[Begin Extracted records]

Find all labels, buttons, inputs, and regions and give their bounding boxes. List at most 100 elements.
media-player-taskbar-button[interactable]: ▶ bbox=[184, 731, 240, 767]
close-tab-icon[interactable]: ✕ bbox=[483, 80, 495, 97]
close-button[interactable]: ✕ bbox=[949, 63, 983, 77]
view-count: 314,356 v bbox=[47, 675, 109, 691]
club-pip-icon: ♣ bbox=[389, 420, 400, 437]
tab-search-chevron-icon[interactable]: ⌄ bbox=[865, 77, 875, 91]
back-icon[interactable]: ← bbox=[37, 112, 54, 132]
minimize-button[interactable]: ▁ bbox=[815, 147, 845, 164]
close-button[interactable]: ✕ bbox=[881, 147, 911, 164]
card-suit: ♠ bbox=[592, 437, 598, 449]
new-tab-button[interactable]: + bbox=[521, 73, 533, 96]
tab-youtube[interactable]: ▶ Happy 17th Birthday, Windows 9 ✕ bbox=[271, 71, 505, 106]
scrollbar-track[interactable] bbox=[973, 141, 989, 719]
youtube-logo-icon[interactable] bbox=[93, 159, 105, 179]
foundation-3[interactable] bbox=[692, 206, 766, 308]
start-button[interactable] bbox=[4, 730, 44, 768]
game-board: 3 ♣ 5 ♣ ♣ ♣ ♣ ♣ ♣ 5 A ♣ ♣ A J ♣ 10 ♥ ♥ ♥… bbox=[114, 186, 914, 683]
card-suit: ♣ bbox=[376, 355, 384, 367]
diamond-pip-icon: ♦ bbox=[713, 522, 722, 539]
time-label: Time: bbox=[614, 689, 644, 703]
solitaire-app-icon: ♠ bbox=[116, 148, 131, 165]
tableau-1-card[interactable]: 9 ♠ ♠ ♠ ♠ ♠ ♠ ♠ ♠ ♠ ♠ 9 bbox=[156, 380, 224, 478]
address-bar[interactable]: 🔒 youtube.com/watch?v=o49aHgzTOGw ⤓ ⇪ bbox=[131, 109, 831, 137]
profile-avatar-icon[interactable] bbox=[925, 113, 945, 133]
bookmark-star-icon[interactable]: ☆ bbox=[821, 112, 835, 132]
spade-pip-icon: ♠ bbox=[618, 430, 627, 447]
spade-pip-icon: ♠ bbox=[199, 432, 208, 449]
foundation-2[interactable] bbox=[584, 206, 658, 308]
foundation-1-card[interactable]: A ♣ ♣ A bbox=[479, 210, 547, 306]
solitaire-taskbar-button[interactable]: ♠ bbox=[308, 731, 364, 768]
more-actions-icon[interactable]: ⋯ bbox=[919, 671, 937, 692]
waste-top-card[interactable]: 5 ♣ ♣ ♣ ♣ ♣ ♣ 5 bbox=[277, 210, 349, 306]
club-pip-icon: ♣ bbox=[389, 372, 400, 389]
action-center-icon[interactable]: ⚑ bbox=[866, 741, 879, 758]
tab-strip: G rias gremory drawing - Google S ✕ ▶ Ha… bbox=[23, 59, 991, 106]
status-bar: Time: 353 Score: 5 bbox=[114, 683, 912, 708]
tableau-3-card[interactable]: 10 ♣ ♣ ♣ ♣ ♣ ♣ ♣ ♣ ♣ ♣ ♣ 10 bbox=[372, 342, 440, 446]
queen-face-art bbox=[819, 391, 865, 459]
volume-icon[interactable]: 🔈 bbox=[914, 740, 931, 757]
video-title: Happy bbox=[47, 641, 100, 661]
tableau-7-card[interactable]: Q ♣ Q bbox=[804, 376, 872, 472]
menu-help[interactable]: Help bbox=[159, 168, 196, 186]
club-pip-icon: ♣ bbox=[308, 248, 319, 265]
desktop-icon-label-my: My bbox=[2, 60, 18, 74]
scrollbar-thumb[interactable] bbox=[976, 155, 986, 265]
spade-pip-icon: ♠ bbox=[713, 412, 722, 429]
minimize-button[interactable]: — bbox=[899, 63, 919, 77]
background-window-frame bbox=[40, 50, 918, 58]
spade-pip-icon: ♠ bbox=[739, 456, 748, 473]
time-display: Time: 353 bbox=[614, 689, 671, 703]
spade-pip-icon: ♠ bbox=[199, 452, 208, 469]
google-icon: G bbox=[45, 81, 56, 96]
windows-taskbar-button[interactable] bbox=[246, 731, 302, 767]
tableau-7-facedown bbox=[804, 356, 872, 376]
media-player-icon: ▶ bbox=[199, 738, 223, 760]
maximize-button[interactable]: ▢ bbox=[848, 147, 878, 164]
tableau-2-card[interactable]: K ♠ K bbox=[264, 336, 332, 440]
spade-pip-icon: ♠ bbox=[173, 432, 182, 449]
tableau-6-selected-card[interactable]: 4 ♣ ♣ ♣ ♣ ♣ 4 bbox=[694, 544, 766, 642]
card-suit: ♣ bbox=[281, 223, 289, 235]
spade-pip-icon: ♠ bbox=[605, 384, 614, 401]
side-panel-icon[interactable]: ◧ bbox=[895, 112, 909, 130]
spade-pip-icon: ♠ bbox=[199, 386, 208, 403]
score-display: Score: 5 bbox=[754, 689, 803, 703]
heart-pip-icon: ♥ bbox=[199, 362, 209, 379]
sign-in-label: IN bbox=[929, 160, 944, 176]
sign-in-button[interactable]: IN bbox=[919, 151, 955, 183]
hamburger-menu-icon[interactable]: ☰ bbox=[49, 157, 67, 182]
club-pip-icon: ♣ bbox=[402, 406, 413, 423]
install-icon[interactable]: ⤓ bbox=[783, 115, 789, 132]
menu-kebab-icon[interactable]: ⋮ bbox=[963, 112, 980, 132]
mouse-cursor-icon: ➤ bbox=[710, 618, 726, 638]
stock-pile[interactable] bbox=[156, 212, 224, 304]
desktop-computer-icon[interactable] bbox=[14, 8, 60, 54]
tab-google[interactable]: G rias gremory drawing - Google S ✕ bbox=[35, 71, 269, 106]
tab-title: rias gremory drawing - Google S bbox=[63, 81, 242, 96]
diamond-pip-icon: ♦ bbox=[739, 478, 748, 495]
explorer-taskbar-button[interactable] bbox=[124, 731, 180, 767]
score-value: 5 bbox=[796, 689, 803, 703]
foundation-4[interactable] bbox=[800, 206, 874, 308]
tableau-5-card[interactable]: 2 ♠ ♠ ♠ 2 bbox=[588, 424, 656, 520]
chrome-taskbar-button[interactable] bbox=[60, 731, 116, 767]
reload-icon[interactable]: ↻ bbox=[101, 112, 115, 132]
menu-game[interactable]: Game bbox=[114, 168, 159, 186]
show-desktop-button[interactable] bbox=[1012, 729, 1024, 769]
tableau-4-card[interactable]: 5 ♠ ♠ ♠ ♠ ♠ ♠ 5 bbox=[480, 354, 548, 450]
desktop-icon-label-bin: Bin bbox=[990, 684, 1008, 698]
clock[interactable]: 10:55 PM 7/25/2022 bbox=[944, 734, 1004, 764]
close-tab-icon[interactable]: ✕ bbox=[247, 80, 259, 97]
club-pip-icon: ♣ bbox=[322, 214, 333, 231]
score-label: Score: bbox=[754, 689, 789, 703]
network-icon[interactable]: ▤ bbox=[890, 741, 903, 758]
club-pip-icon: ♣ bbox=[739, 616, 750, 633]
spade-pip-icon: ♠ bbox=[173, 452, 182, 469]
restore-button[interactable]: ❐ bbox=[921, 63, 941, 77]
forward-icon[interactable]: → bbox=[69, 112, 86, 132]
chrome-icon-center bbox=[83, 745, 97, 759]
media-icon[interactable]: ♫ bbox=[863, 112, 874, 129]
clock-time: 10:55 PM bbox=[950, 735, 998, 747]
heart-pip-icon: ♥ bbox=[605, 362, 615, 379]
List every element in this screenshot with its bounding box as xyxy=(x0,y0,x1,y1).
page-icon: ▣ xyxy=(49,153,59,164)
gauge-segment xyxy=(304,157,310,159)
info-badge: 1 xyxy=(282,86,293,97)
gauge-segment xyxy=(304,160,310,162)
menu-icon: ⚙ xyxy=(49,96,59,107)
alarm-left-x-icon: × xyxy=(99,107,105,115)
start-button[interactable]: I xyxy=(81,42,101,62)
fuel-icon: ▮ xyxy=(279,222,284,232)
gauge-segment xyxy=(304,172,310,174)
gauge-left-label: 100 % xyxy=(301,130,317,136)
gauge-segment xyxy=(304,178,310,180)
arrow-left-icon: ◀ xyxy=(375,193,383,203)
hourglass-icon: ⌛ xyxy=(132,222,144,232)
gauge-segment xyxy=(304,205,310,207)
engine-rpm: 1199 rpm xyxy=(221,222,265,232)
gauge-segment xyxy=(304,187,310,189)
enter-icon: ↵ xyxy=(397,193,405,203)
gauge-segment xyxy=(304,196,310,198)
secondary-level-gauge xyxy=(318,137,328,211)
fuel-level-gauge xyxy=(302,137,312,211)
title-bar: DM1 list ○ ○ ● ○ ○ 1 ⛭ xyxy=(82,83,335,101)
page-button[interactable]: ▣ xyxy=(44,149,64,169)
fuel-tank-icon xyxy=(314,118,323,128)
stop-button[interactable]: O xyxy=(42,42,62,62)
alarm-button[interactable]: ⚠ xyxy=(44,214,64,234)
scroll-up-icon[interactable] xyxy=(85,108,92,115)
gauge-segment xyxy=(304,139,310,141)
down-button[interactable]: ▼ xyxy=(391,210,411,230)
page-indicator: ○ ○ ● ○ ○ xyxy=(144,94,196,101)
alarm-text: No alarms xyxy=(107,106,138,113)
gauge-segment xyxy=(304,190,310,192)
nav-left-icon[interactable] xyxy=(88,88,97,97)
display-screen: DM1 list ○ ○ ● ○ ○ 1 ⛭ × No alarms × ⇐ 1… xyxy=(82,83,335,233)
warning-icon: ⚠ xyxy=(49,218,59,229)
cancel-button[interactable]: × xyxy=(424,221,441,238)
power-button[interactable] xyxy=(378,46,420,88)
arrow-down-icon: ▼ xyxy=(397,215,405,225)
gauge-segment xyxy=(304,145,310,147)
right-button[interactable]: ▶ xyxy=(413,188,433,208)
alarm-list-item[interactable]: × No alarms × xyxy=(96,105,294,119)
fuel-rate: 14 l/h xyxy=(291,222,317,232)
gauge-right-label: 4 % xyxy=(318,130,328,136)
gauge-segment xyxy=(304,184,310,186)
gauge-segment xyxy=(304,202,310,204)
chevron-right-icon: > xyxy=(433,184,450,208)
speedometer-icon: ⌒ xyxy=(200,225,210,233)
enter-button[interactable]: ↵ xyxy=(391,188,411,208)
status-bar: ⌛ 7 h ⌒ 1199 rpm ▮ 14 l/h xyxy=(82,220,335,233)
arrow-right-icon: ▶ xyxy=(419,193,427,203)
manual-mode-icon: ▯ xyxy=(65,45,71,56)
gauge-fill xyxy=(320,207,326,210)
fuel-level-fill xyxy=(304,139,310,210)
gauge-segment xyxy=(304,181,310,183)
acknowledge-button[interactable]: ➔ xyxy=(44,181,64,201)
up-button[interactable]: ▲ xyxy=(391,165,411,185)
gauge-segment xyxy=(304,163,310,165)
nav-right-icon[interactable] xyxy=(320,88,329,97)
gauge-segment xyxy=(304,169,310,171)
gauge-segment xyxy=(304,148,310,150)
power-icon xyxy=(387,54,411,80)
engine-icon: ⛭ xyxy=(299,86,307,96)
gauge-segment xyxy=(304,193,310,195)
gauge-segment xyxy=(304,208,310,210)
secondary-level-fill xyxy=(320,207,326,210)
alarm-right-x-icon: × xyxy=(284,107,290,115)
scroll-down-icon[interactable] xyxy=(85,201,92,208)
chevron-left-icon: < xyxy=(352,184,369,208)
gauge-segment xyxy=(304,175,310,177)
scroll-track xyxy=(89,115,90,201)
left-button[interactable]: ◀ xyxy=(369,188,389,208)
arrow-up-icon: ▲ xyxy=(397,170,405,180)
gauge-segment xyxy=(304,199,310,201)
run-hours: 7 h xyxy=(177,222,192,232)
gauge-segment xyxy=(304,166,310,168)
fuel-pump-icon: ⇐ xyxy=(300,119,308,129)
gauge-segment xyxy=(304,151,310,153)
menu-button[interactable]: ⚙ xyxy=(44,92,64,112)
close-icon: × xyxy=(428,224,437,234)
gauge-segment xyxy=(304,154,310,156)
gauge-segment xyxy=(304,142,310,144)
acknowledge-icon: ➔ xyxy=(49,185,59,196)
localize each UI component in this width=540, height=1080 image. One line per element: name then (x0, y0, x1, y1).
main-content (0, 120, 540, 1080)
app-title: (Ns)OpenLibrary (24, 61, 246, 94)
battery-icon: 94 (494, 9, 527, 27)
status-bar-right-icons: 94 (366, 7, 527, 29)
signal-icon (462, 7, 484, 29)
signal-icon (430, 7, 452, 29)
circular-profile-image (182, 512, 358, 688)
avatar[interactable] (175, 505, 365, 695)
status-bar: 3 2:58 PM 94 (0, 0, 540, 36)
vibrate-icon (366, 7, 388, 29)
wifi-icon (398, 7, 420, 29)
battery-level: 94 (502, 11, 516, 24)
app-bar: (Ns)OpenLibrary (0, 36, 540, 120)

[End Extracted records]

| Given problem |
Reproduce the material from its first line through the line containing "tab-youtube[interactable]: ▶ Happy", inclusive, and swap "close-button" for "dismiss-button" while leaving everything else unchanged.

| Solution to this exercise |
Find all labels, buttons, inputs, and regions and give their bounding boxes. List at most 100 elements.
media-player-taskbar-button[interactable]: ▶ bbox=[184, 731, 240, 767]
close-tab-icon[interactable]: ✕ bbox=[483, 80, 495, 97]
dismiss-button[interactable]: ✕ bbox=[949, 63, 983, 77]
view-count: 314,356 v bbox=[47, 675, 109, 691]
club-pip-icon: ♣ bbox=[389, 420, 400, 437]
tab-search-chevron-icon[interactable]: ⌄ bbox=[865, 77, 875, 91]
back-icon[interactable]: ← bbox=[37, 112, 54, 132]
minimize-button[interactable]: ▁ bbox=[815, 147, 845, 164]
dismiss-button[interactable]: ✕ bbox=[881, 147, 911, 164]
card-suit: ♠ bbox=[592, 437, 598, 449]
new-tab-button[interactable]: + bbox=[521, 73, 533, 96]
tab-youtube[interactable]: ▶ Happy 17th Birthday, Windows 9 ✕ bbox=[271, 71, 505, 106]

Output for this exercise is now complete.